> _What is being asked_: Repeat every record below exactly, but leave out any pictures.

> _Extracted data_:
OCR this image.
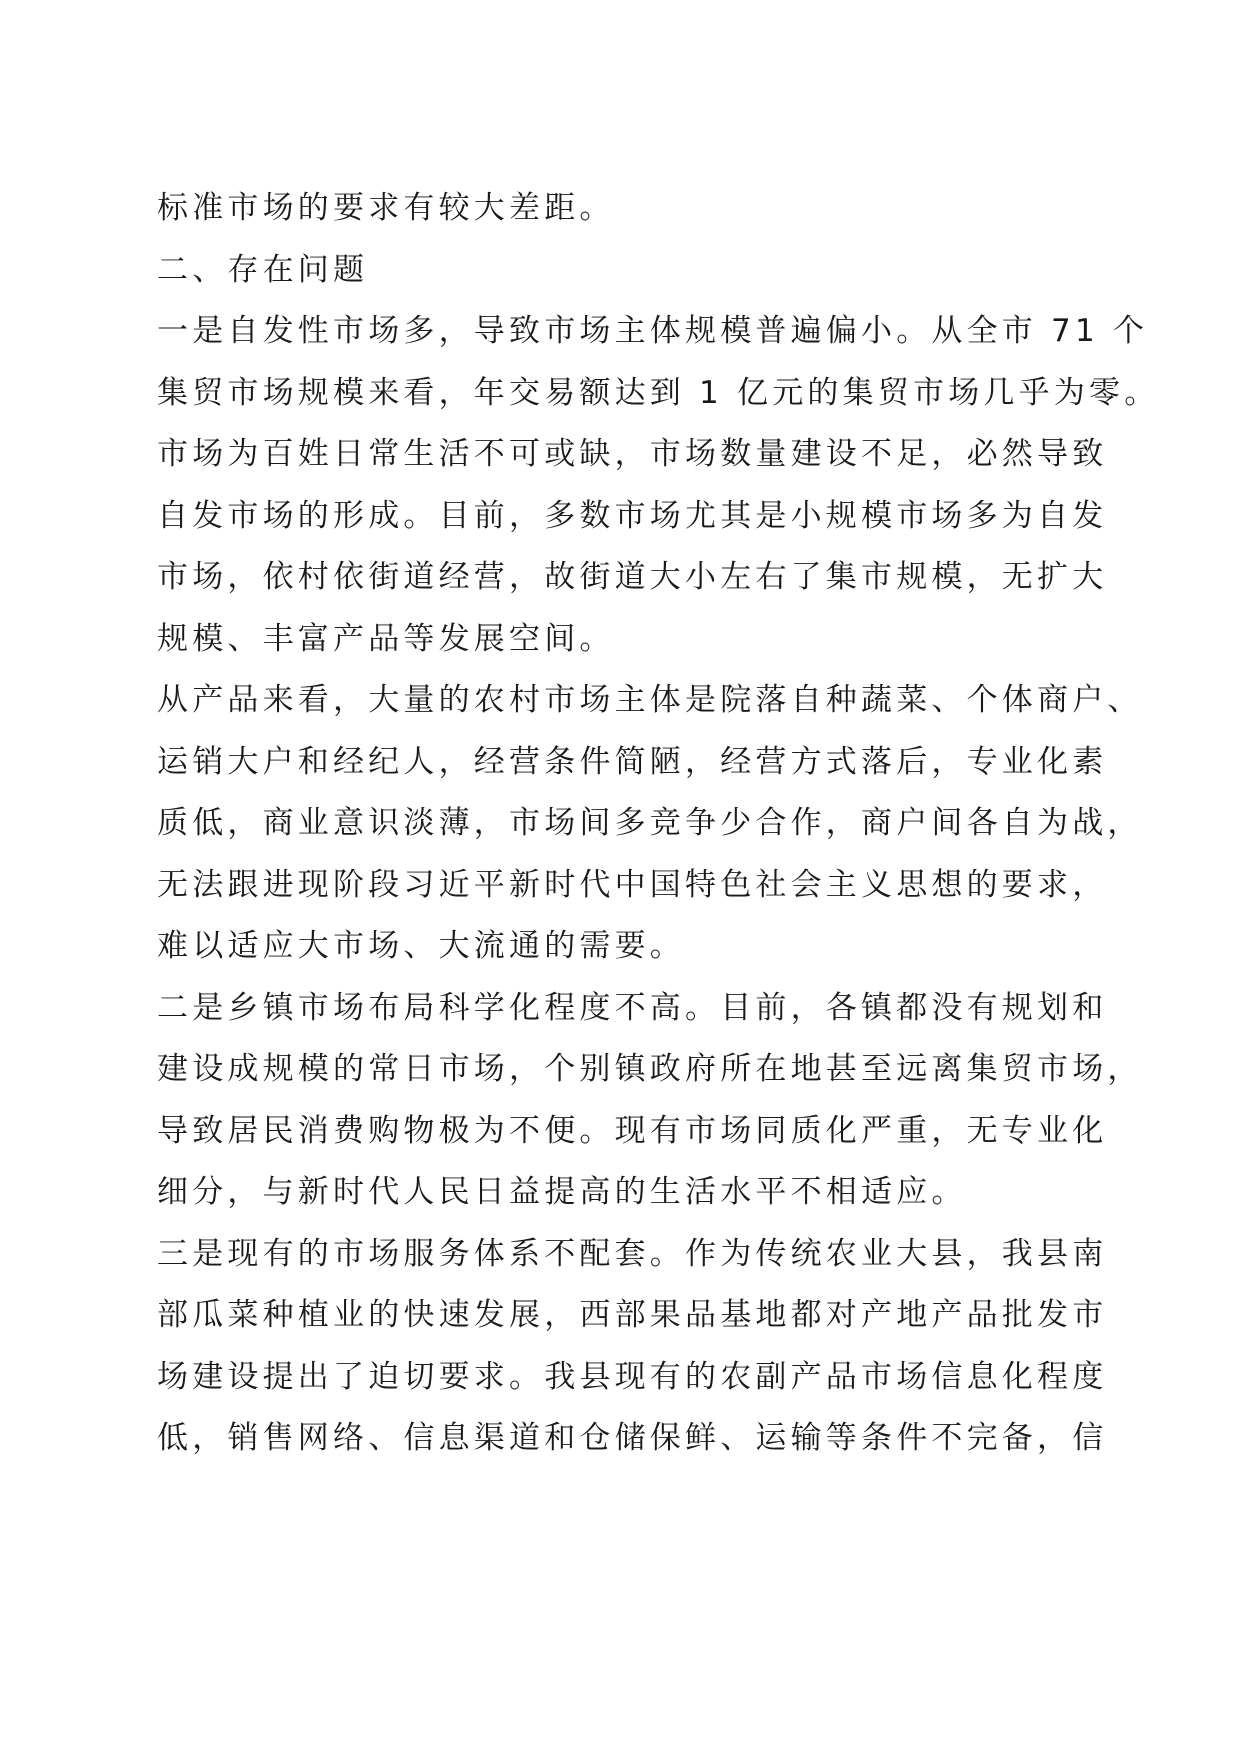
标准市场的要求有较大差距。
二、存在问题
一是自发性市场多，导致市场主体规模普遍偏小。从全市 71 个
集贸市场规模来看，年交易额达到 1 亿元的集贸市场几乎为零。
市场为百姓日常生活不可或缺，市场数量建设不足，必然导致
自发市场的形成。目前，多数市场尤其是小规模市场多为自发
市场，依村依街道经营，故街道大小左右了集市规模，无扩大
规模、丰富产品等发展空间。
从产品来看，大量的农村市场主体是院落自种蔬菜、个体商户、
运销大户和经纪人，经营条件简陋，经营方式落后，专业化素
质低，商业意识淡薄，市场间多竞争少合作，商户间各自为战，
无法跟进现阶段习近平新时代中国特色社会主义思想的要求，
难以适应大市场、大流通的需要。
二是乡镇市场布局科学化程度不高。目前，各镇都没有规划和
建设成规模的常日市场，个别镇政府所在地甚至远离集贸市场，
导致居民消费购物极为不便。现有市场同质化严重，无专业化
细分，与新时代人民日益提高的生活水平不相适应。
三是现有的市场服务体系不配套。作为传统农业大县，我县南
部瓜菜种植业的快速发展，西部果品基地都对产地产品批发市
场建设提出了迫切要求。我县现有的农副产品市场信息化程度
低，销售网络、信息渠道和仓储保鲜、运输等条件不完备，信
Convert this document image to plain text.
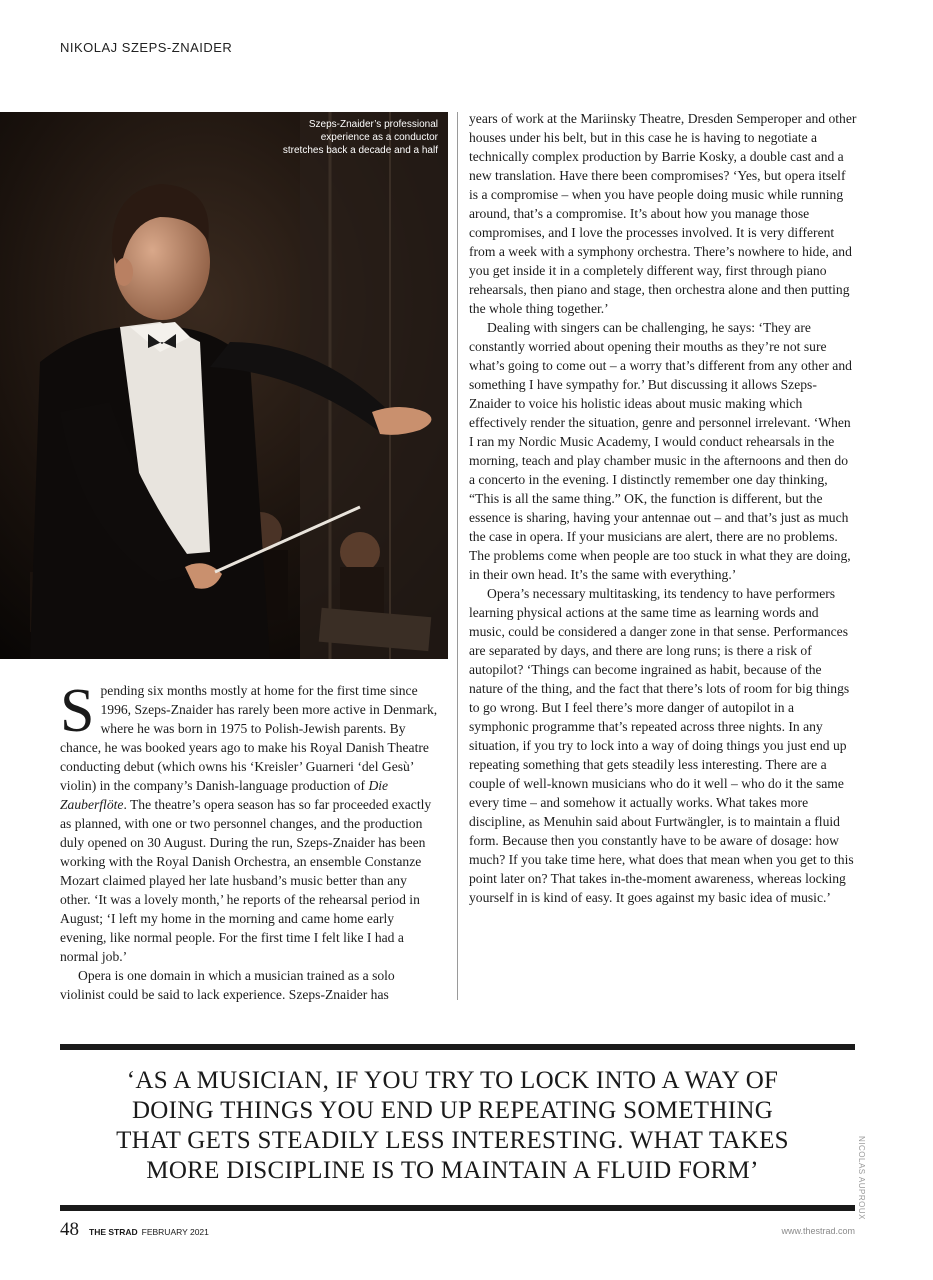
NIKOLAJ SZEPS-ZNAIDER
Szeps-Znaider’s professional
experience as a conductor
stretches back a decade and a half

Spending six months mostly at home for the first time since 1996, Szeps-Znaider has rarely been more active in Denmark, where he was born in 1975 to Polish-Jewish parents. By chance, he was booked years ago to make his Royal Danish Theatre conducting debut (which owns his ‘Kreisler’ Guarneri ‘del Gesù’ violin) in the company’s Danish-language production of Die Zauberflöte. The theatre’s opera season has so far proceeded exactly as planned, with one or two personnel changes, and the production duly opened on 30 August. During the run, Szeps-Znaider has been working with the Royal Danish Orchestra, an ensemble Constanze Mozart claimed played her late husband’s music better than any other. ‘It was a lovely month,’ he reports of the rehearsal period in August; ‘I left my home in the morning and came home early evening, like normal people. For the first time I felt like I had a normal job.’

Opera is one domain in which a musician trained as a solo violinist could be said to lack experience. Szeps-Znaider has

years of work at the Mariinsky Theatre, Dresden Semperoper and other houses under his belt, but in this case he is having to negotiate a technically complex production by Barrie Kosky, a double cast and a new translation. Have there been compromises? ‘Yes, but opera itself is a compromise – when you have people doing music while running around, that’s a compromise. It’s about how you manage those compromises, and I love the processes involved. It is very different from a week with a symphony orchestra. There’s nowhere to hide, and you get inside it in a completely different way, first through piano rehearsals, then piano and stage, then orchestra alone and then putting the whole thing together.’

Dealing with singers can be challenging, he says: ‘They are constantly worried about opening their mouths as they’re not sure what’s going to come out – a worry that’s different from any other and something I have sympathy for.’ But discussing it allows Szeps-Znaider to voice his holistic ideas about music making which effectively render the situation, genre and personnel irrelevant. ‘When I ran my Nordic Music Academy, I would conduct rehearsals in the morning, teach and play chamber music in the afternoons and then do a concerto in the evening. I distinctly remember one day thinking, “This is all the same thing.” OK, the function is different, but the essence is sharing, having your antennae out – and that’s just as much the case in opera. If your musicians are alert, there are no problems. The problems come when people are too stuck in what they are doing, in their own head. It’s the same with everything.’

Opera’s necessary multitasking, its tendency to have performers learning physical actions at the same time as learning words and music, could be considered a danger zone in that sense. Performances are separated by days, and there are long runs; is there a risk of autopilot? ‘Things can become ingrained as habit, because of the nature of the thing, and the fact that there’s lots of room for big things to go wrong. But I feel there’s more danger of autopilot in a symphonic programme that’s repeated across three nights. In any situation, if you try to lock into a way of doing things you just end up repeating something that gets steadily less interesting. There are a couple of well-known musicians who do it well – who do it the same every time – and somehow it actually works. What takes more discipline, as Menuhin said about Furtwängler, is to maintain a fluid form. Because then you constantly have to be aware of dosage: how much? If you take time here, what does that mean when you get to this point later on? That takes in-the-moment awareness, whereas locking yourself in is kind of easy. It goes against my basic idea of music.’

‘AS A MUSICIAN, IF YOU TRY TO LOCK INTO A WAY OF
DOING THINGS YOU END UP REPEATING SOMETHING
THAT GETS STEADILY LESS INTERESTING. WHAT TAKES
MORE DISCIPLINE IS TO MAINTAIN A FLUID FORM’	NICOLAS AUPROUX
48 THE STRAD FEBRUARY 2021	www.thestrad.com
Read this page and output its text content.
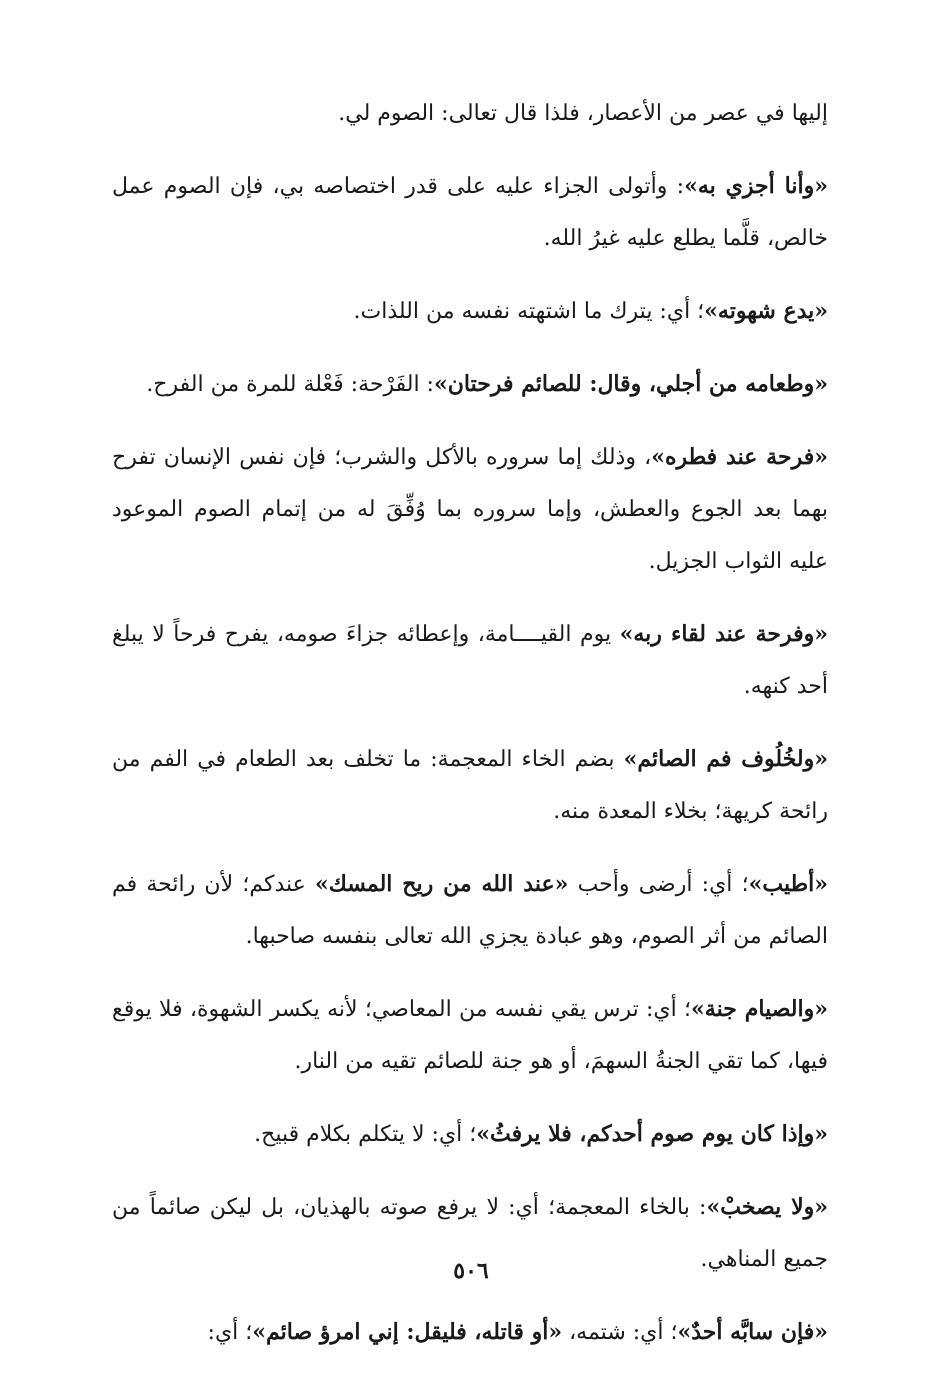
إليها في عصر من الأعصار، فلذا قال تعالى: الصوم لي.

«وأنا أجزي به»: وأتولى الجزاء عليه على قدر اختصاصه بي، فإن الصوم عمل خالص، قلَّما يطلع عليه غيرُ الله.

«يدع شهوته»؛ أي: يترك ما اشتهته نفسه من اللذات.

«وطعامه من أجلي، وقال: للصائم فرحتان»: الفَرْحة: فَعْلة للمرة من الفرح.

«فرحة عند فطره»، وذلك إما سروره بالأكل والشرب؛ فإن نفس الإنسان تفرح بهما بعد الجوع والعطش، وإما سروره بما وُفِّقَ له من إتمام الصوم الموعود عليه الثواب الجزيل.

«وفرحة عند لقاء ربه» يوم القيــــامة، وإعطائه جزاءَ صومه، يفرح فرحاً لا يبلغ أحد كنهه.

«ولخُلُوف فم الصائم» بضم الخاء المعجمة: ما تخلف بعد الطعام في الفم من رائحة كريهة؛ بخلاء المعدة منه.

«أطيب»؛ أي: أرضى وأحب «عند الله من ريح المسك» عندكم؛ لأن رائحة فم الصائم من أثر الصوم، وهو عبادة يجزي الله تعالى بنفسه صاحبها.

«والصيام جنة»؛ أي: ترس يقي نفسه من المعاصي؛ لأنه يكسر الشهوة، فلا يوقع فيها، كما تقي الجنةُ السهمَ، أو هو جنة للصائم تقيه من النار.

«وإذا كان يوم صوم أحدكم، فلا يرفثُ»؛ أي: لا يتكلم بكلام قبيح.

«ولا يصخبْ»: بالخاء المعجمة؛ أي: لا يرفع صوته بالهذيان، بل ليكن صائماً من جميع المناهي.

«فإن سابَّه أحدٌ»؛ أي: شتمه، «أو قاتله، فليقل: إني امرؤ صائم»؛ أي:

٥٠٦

> _Result for this exercise_:
OCR this image.
标准市场的要求有较大差距。
二、存在问题
一是自发性市场多，导致市场主体规模普遍偏小。从全市 71 个
集贸市场规模来看，年交易额达到 1 亿元的集贸市场几乎为零。
市场为百姓日常生活不可或缺，市场数量建设不足，必然导致
自发市场的形成。目前，多数市场尤其是小规模市场多为自发
市场，依村依街道经营，故街道大小左右了集市规模，无扩大
规模、丰富产品等发展空间。
从产品来看，大量的农村市场主体是院落自种蔬菜、个体商户、
运销大户和经纪人，经营条件简陋，经营方式落后，专业化素
质低，商业意识淡薄，市场间多竞争少合作，商户间各自为战，
无法跟进现阶段习近平新时代中国特色社会主义思想的要求，
难以适应大市场、大流通的需要。
二是乡镇市场布局科学化程度不高。目前，各镇都没有规划和
建设成规模的常日市场，个别镇政府所在地甚至远离集贸市场，
导致居民消费购物极为不便。现有市场同质化严重，无专业化
细分，与新时代人民日益提高的生活水平不相适应。
三是现有的市场服务体系不配套。作为传统农业大县，我县南
部瓜菜种植业的快速发展，西部果品基地都对产地产品批发市
场建设提出了迫切要求。我县现有的农副产品市场信息化程度
低，销售网络、信息渠道和仓储保鲜、运输等条件不完备，信
Convert this document image to plain text.
NIKOLAJ SZEPS-ZNAIDER
Szeps-Znaider’s professional
experience as a conductor
stretches back a decade and a half

Spending six months mostly at home for the first time since 1996, Szeps-Znaider has rarely been more active in Denmark, where he was born in 1975 to Polish-Jewish parents. By chance, he was booked years ago to make his Royal Danish Theatre conducting debut (which owns his ‘Kreisler’ Guarneri ‘del Gesù’ violin) in the company’s Danish-language production of Die Zauberflöte. The theatre’s opera season has so far proceeded exactly as planned, with one or two personnel changes, and the production duly opened on 30 August. During the run, Szeps-Znaider has been working with the Royal Danish Orchestra, an ensemble Constanze Mozart claimed played her late husband’s music better than any other. ‘It was a lovely month,’ he reports of the rehearsal period in August; ‘I left my home in the morning and came home early evening, like normal people. For the first time I felt like I had a normal job.’

Opera is one domain in which a musician trained as a solo violinist could be said to lack experience. Szeps-Znaider has

years of work at the Mariinsky Theatre, Dresden Semperoper and other houses under his belt, but in this case he is having to negotiate a technically complex production by Barrie Kosky, a double cast and a new translation. Have there been compromises? ‘Yes, but opera itself is a compromise – when you have people doing music while running around, that’s a compromise. It’s about how you manage those compromises, and I love the processes involved. It is very different from a week with a symphony orchestra. There’s nowhere to hide, and you get inside it in a completely different way, first through piano rehearsals, then piano and stage, then orchestra alone and then putting the whole thing together.’

Dealing with singers can be challenging, he says: ‘They are constantly worried about opening their mouths as they’re not sure what’s going to come out – a worry that’s different from any other and something I have sympathy for.’ But discussing it allows Szeps-Znaider to voice his holistic ideas about music making which effectively render the situation, genre and personnel irrelevant. ‘When I ran my Nordic Music Academy, I would conduct rehearsals in the morning, teach and play chamber music in the afternoons and then do a concerto in the evening. I distinctly remember one day thinking, “This is all the same thing.” OK, the function is different, but the essence is sharing, having your antennae out – and that’s just as much the case in opera. If your musicians are alert, there are no problems. The problems come when people are too stuck in what they are doing, in their own head. It’s the same with everything.’

Opera’s necessary multitasking, its tendency to have performers learning physical actions at the same time as learning words and music, could be considered a danger zone in that sense. Performances are separated by days, and there are long runs; is there a risk of autopilot? ‘Things can become ingrained as habit, because of the nature of the thing, and the fact that there’s lots of room for big things to go wrong. But I feel there’s more danger of autopilot in a symphonic programme that’s repeated across three nights. In any situation, if you try to lock into a way of doing things you just end up repeating something that gets steadily less interesting. There are a couple of well-known musicians who do it well – who do it the same every time – and somehow it actually works. What takes more discipline, as Menuhin said about Furtwängler, is to maintain a fluid form. Because then you constantly have to be aware of dosage: how much? If you take time here, what does that mean when you get to this point later on? That takes in-the-moment awareness, whereas locking yourself in is kind of easy. It goes against my basic idea of music.’

‘AS A MUSICIAN, IF YOU TRY TO LOCK INTO A WAY OF
DOING THINGS YOU END UP REPEATING SOMETHING
THAT GETS STEADILY LESS INTERESTING. WHAT TAKES
MORE DISCIPLINE IS TO MAINTAIN A FLUID FORM’	NICOLAS AUPROUX
48 THE STRAD FEBRUARY 2021	www.thestrad.com
Read this page and output its text content.
إليها في عصر من الأعصار، فلذا قال تعالى: الصوم لي.

«وأنا أجزي به»: وأتولى الجزاء عليه على قدر اختصاصه بي، فإن الصوم عمل خالص، قلَّما يطلع عليه غيرُ الله.

«يدع شهوته»؛ أي: يترك ما اشتهته نفسه من اللذات.

«وطعامه من أجلي، وقال: للصائم فرحتان»: الفَرْحة: فَعْلة للمرة من الفرح.

«فرحة عند فطره»، وذلك إما سروره بالأكل والشرب؛ فإن نفس الإنسان تفرح بهما بعد الجوع والعطش، وإما سروره بما وُفِّقَ له من إتمام الصوم الموعود عليه الثواب الجزيل.

«وفرحة عند لقاء ربه» يوم القيــــامة، وإعطائه جزاءَ صومه، يفرح فرحاً لا يبلغ أحد كنهه.

«ولخُلُوف فم الصائم» بضم الخاء المعجمة: ما تخلف بعد الطعام في الفم من رائحة كريهة؛ بخلاء المعدة منه.

«أطيب»؛ أي: أرضى وأحب «عند الله من ريح المسك» عندكم؛ لأن رائحة فم الصائم من أثر الصوم، وهو عبادة يجزي الله تعالى بنفسه صاحبها.

«والصيام جنة»؛ أي: ترس يقي نفسه من المعاصي؛ لأنه يكسر الشهوة، فلا يوقع فيها، كما تقي الجنةُ السهمَ، أو هو جنة للصائم تقيه من النار.

«وإذا كان يوم صوم أحدكم، فلا يرفثُ»؛ أي: لا يتكلم بكلام قبيح.

«ولا يصخبْ»: بالخاء المعجمة؛ أي: لا يرفع صوته بالهذيان، بل ليكن صائماً من جميع المناهي.

«فإن سابَّه أحدٌ»؛ أي: شتمه، «أو قاتله، فليقل: إني امرؤ صائم»؛ أي:

٥٠٦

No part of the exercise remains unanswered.